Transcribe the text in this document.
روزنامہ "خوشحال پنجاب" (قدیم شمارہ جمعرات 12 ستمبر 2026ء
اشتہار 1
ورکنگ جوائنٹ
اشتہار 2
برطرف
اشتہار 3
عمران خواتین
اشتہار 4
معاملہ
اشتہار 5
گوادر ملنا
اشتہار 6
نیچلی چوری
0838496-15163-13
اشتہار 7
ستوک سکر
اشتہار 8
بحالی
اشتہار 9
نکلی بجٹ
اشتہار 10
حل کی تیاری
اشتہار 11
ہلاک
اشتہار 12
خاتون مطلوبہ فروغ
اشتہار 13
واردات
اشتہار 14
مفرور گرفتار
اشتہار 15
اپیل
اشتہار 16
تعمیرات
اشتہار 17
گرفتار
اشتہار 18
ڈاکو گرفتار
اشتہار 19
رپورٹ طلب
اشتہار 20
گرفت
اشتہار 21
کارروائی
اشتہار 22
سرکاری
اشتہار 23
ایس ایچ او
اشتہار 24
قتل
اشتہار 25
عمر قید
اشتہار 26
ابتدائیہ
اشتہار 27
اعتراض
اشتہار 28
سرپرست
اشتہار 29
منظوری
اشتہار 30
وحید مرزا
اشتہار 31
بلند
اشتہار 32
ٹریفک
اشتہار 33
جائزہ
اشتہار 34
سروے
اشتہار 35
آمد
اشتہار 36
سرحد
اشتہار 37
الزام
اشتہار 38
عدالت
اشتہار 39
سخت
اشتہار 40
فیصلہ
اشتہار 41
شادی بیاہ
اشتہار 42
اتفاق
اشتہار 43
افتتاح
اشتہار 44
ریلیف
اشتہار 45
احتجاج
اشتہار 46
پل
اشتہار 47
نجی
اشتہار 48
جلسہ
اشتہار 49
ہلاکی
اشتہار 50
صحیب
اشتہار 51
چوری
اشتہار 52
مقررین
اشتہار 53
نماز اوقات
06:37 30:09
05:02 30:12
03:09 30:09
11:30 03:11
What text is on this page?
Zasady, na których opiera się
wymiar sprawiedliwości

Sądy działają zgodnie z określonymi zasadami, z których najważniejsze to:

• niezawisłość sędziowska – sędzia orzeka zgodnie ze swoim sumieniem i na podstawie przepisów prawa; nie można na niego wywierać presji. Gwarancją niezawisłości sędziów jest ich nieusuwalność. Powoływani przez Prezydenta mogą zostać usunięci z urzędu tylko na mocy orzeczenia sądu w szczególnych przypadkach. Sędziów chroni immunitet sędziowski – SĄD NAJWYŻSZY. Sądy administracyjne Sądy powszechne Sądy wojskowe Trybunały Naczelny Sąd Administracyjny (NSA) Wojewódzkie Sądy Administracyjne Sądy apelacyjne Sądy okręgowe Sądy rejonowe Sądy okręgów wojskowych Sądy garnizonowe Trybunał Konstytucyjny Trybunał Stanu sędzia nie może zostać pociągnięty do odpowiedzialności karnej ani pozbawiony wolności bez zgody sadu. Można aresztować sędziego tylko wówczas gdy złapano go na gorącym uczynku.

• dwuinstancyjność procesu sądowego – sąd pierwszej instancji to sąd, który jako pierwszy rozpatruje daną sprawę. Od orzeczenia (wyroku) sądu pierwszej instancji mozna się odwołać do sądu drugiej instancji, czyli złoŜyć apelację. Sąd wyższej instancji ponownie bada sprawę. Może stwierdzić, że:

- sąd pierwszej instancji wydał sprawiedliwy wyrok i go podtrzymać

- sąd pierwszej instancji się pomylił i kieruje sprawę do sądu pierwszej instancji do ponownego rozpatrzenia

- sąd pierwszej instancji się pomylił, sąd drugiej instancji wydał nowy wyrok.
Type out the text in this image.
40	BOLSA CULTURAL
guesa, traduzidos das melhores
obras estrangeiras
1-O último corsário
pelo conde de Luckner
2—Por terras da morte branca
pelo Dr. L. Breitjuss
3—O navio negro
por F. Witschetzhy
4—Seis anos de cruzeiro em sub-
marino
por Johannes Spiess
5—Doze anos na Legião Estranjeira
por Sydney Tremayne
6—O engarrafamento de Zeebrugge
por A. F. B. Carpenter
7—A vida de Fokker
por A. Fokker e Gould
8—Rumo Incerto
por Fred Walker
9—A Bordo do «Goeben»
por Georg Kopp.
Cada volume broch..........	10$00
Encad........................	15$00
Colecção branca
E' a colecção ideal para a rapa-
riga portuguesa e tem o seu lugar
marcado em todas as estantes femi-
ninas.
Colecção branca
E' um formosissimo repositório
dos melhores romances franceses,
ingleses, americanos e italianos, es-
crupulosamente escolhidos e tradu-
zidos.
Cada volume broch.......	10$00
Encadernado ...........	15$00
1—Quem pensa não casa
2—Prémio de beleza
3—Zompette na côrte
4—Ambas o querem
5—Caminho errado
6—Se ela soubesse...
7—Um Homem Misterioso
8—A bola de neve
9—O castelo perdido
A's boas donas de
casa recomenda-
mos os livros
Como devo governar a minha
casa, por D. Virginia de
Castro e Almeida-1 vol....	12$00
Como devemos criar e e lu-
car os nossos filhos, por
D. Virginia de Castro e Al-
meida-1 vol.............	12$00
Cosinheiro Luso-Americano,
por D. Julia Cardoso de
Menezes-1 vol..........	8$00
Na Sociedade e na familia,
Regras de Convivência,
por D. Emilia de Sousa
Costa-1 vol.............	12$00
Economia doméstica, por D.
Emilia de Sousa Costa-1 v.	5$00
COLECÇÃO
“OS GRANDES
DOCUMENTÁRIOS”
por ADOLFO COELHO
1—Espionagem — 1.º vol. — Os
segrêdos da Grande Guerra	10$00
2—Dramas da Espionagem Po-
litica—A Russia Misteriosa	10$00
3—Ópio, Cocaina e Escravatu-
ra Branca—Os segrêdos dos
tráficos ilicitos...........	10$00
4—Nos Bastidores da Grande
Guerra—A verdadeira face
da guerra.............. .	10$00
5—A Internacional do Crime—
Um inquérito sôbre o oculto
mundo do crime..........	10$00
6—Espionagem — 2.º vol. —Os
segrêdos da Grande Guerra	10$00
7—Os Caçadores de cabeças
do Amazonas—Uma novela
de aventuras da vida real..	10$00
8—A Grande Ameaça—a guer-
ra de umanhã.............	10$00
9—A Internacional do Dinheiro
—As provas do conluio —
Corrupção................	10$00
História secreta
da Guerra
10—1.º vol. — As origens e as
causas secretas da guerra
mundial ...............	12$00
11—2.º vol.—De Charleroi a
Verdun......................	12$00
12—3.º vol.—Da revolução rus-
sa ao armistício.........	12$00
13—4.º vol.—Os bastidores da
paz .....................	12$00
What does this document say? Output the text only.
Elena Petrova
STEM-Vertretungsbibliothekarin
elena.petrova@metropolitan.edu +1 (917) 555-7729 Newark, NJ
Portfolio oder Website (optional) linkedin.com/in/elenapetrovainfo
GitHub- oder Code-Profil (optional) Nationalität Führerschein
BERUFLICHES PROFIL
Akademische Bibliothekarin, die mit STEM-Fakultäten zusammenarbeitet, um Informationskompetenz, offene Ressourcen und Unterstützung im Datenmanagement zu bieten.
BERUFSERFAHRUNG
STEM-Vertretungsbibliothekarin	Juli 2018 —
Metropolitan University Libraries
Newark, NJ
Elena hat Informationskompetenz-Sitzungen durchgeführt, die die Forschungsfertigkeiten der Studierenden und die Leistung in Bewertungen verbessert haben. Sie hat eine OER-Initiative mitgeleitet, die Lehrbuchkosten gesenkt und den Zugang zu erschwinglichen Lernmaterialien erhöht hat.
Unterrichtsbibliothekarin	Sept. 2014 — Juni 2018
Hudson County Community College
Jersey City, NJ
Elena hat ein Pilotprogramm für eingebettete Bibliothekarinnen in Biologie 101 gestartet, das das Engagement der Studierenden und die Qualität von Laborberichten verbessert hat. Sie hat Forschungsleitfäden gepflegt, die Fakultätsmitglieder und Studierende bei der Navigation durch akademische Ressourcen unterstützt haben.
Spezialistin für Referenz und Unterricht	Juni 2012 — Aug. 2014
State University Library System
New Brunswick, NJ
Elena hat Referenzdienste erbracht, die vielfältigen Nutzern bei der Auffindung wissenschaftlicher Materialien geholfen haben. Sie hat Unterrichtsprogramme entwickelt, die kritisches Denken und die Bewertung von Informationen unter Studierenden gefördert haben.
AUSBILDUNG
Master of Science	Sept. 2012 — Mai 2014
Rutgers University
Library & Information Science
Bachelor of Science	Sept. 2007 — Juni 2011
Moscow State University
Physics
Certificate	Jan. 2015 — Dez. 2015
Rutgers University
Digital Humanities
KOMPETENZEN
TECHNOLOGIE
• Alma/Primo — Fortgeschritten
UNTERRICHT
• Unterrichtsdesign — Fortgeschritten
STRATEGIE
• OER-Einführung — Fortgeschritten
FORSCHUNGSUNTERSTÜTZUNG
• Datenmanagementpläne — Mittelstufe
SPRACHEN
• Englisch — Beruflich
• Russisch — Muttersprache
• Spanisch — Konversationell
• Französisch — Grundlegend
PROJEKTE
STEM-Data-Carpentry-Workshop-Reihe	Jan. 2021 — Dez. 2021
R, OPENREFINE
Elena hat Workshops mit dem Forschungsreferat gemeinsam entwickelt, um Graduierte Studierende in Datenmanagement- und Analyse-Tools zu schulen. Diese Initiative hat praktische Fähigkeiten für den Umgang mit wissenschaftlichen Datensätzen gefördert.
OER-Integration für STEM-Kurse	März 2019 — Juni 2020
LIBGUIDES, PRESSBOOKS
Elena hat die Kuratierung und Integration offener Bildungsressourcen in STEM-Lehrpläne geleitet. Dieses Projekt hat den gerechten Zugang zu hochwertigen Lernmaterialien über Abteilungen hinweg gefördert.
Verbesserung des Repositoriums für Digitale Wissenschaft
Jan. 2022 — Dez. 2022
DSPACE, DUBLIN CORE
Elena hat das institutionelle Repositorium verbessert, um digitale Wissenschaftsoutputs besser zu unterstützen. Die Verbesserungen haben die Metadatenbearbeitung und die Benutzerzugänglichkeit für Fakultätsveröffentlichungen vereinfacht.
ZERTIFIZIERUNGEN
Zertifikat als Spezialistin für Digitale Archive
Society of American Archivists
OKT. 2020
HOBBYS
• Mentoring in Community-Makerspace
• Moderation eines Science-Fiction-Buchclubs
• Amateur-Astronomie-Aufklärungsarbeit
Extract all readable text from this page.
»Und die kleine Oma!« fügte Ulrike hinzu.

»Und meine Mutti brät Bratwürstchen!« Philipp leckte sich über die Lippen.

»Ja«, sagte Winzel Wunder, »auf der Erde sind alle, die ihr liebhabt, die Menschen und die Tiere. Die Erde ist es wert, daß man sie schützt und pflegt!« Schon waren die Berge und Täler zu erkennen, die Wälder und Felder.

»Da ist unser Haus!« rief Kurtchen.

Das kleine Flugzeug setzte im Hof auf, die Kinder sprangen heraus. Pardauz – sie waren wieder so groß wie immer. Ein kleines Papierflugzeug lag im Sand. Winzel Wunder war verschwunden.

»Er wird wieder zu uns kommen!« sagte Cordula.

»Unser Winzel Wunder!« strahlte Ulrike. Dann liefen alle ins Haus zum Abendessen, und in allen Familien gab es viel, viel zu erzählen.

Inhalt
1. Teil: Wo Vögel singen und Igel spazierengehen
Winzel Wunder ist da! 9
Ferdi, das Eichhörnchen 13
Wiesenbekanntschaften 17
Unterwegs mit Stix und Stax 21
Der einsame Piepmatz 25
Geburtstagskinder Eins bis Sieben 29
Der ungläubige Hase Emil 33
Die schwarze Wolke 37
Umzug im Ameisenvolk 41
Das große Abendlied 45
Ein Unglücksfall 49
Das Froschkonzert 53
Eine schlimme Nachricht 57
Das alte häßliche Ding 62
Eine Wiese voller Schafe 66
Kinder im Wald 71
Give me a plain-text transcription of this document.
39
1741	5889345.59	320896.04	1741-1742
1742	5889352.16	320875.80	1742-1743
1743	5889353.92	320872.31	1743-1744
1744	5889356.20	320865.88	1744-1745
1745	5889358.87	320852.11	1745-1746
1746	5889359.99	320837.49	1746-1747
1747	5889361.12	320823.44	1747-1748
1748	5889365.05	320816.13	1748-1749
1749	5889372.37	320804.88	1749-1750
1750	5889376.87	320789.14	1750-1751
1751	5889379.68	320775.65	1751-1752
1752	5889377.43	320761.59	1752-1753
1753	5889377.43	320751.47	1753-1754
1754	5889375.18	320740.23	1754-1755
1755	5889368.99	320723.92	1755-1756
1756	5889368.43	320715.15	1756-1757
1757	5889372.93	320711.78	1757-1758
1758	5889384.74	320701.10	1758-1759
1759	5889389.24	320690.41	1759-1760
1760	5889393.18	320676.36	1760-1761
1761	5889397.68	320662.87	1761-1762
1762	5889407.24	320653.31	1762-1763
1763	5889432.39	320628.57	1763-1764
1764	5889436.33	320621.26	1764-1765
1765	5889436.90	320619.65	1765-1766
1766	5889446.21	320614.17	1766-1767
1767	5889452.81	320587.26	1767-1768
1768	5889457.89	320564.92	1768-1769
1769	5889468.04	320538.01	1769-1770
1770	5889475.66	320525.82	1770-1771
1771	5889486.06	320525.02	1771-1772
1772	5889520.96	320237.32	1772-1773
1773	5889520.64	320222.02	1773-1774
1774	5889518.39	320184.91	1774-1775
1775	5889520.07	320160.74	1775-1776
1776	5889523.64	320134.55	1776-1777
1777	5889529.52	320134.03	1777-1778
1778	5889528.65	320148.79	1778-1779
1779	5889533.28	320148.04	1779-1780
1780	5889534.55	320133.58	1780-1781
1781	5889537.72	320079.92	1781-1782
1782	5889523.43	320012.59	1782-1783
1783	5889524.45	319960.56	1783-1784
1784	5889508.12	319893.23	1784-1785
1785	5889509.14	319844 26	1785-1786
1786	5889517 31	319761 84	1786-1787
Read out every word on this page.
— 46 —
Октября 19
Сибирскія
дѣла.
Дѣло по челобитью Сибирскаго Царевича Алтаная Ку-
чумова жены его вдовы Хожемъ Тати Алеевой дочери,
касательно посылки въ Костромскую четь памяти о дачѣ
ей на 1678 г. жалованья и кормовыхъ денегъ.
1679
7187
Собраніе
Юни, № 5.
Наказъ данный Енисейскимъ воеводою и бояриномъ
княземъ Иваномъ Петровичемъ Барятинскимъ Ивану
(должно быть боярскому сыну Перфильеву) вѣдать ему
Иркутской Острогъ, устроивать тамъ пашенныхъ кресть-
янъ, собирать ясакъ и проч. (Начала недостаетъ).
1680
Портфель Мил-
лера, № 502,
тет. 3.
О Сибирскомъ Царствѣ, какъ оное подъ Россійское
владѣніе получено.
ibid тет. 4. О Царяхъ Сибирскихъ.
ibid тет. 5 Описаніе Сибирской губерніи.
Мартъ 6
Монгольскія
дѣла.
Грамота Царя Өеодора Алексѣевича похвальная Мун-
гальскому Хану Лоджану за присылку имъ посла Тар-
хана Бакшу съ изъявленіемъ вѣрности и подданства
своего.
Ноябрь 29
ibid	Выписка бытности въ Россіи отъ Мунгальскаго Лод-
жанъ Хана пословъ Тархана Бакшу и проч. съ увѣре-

-------

* **EXERCISE INSTRUCTIONS**
Using the material above, extract the line that contains "Read out every word on this page." and every line after it, exactly as given; stop at the last line.

* **RESULT BELOW**
Read out every word on this page.
— 46 —
Октября 19
Сибирскія
дѣла.
Дѣло по челобитью Сибирскаго Царевича Алтаная Ку-
чумова жены его вдовы Хожемъ Тати Алеевой дочери,
касательно посылки въ Костромскую четь памяти о дачѣ
ей на 1678 г. жалованья и кормовыхъ денегъ.
1679
7187
Собраніе
Юни, № 5.
Наказъ данный Енисейскимъ воеводою и бояриномъ
княземъ Иваномъ Петровичемъ Барятинскимъ Ивану
(должно быть боярскому сыну Перфильеву) вѣдать ему
Иркутской Острогъ, устроивать тамъ пашенныхъ кресть-
янъ, собирать ясакъ и проч. (Начала недостаетъ).
1680
Портфель Мил-
лера, № 502,
тет. 3.
О Сибирскомъ Царствѣ, какъ оное подъ Россійское
владѣніе получено.
ibid тет. 4. О Царяхъ Сибирскихъ.
ibid тет. 5 Описаніе Сибирской губерніи.
Мартъ 6
Монгольскія
дѣла.
Грамота Царя Өеодора Алексѣевича похвальная Мун-
гальскому Хану Лоджану за присылку имъ посла Тар-
хана Бакшу съ изъявленіемъ вѣрности и подданства
своего.
Ноябрь 29
ibid	Выписка бытности въ Россіи отъ Мунгальскаго Лод-
жанъ Хана пословъ Тархана Бакшу и проч. съ увѣре-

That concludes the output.